▶ Exercise brief:
Pick out every line that holds the string "made" and copy it.

** start **

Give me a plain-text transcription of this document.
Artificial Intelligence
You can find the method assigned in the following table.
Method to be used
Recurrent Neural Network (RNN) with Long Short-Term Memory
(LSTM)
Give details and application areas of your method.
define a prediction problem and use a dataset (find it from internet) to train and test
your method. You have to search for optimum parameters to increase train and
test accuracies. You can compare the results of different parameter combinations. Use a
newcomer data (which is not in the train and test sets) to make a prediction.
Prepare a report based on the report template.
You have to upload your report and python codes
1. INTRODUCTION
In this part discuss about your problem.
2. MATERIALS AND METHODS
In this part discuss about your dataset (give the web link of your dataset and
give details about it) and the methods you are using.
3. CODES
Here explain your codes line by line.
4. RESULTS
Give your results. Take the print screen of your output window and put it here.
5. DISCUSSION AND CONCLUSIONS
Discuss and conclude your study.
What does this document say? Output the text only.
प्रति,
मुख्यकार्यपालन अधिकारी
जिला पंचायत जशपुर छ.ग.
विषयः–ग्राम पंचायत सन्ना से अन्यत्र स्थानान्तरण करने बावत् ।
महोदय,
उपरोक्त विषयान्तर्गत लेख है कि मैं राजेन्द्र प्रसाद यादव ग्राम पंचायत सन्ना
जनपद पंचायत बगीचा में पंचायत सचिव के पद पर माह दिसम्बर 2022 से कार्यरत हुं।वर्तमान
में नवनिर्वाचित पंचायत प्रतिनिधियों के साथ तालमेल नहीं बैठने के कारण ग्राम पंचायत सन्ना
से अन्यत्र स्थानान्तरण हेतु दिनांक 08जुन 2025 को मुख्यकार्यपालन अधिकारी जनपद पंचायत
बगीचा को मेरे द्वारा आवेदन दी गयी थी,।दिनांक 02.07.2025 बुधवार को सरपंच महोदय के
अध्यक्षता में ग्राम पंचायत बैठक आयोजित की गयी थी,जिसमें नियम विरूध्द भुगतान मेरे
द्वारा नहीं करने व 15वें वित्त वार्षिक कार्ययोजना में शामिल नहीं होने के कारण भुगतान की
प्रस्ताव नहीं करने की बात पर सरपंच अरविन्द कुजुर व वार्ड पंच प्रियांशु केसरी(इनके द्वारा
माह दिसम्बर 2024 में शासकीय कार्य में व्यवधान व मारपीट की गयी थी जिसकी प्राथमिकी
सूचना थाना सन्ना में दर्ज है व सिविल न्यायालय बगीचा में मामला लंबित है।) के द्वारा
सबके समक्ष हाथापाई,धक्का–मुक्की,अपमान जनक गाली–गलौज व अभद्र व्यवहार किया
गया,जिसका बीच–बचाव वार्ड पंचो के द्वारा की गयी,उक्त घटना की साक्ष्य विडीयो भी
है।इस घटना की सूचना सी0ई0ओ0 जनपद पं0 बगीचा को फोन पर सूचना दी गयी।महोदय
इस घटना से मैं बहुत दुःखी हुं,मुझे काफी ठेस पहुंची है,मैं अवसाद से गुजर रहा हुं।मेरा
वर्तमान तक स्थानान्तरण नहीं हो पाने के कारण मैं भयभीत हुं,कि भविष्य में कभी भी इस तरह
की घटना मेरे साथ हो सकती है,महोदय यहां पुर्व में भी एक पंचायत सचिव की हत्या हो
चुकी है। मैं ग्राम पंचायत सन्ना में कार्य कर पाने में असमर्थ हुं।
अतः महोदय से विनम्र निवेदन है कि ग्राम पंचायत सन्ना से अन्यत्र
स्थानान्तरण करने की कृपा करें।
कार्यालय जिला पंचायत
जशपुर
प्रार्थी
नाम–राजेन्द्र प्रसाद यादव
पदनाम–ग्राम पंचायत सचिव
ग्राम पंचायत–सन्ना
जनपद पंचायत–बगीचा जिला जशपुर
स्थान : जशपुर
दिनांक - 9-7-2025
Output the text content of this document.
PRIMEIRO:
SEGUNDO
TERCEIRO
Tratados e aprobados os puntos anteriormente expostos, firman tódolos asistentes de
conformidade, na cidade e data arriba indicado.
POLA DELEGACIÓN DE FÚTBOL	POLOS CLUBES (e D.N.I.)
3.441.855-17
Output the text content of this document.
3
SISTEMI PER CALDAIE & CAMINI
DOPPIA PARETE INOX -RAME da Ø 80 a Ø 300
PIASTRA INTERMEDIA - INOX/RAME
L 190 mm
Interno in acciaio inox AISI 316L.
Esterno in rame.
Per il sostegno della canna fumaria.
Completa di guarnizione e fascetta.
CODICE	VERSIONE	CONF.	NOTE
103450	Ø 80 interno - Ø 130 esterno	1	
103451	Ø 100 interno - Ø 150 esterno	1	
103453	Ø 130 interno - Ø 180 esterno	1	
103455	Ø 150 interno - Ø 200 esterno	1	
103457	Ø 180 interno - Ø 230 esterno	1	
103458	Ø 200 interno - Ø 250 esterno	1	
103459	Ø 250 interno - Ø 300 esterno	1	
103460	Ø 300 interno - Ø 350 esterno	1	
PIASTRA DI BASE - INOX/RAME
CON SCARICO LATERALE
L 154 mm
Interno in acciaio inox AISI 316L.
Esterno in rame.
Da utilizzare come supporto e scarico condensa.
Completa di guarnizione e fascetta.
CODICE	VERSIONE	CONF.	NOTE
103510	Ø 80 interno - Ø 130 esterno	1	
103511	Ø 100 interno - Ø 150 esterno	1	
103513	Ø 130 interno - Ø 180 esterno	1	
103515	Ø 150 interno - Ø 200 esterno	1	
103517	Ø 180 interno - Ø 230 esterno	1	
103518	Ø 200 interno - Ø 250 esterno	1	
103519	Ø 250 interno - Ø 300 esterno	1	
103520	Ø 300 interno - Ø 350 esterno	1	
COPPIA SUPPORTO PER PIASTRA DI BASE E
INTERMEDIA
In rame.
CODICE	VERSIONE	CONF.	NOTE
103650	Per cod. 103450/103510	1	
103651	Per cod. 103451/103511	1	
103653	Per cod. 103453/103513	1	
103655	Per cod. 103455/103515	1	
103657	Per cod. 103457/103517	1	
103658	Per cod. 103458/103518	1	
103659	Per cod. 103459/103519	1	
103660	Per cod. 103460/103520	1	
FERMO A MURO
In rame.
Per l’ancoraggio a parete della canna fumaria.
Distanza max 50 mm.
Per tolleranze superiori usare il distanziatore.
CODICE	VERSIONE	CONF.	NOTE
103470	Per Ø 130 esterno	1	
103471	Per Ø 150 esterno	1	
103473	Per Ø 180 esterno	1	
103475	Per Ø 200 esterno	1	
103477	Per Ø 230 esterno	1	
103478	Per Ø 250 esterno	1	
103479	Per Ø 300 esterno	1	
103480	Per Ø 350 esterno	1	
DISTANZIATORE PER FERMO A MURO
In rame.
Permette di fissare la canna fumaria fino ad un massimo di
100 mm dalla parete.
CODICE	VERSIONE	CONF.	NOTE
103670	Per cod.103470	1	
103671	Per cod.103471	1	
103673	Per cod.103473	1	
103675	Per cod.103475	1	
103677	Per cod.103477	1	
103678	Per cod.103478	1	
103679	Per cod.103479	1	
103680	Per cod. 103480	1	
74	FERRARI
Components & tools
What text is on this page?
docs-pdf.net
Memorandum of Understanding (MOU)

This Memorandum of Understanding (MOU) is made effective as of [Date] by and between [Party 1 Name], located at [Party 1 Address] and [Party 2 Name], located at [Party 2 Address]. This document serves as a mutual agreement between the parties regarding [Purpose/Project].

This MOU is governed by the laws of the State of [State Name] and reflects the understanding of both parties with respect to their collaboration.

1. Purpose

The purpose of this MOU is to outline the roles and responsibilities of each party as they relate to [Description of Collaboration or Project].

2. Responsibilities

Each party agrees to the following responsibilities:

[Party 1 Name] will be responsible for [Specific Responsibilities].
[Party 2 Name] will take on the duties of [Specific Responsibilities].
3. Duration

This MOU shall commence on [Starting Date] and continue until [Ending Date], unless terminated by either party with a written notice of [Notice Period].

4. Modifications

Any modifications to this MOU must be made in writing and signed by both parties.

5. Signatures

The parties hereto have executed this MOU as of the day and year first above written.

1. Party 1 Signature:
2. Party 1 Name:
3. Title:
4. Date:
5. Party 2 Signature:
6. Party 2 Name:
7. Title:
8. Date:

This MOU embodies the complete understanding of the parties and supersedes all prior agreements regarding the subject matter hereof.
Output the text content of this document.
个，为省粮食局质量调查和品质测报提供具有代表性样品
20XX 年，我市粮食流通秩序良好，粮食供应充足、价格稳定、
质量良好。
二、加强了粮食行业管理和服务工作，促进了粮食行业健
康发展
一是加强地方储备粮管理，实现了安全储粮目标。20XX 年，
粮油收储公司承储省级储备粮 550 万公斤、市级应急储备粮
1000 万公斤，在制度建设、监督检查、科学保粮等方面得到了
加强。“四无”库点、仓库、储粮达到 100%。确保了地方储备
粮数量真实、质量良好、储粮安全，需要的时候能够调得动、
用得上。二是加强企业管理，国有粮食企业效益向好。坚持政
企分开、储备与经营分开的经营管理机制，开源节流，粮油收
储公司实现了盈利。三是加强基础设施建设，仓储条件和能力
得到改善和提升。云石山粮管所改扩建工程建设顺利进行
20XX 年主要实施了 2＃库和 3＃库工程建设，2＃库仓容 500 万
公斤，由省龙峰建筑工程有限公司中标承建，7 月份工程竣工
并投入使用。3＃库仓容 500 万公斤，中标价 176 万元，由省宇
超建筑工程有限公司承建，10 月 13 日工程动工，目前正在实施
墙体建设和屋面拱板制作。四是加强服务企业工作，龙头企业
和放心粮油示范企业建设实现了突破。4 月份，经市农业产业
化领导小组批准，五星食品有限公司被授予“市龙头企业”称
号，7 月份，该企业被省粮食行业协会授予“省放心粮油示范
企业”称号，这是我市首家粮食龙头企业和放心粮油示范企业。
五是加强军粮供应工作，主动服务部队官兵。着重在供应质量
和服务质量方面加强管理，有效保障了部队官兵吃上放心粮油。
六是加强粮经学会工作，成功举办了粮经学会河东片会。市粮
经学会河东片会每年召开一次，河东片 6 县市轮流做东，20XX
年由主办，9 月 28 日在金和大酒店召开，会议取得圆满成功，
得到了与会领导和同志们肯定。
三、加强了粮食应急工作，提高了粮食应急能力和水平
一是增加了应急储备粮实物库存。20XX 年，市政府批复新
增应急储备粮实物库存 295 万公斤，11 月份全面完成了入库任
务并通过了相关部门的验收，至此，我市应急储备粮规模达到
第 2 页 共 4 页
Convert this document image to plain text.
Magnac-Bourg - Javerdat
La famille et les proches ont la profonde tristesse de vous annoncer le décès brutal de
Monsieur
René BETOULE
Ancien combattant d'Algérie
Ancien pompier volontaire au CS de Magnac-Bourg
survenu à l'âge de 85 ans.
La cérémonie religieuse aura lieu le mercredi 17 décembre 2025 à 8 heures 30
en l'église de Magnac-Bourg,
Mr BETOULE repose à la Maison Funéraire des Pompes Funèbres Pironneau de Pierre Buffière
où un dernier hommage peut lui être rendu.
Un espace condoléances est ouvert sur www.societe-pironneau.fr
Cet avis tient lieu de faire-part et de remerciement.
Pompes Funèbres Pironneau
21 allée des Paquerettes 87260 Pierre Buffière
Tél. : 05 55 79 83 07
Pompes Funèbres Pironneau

** end **

▶ Result:
This Memorandum of Understanding (MOU) is made effective as of [Date] by and between [Party 1 Name], located at [Party 1 Address] and [Party 2 Name], located at [Party 2 Address]. This document serves as a mutual agreement between the parties regarding [Purpose/Project].
Any modifications to this MOU must be made in writing and signed by both parties.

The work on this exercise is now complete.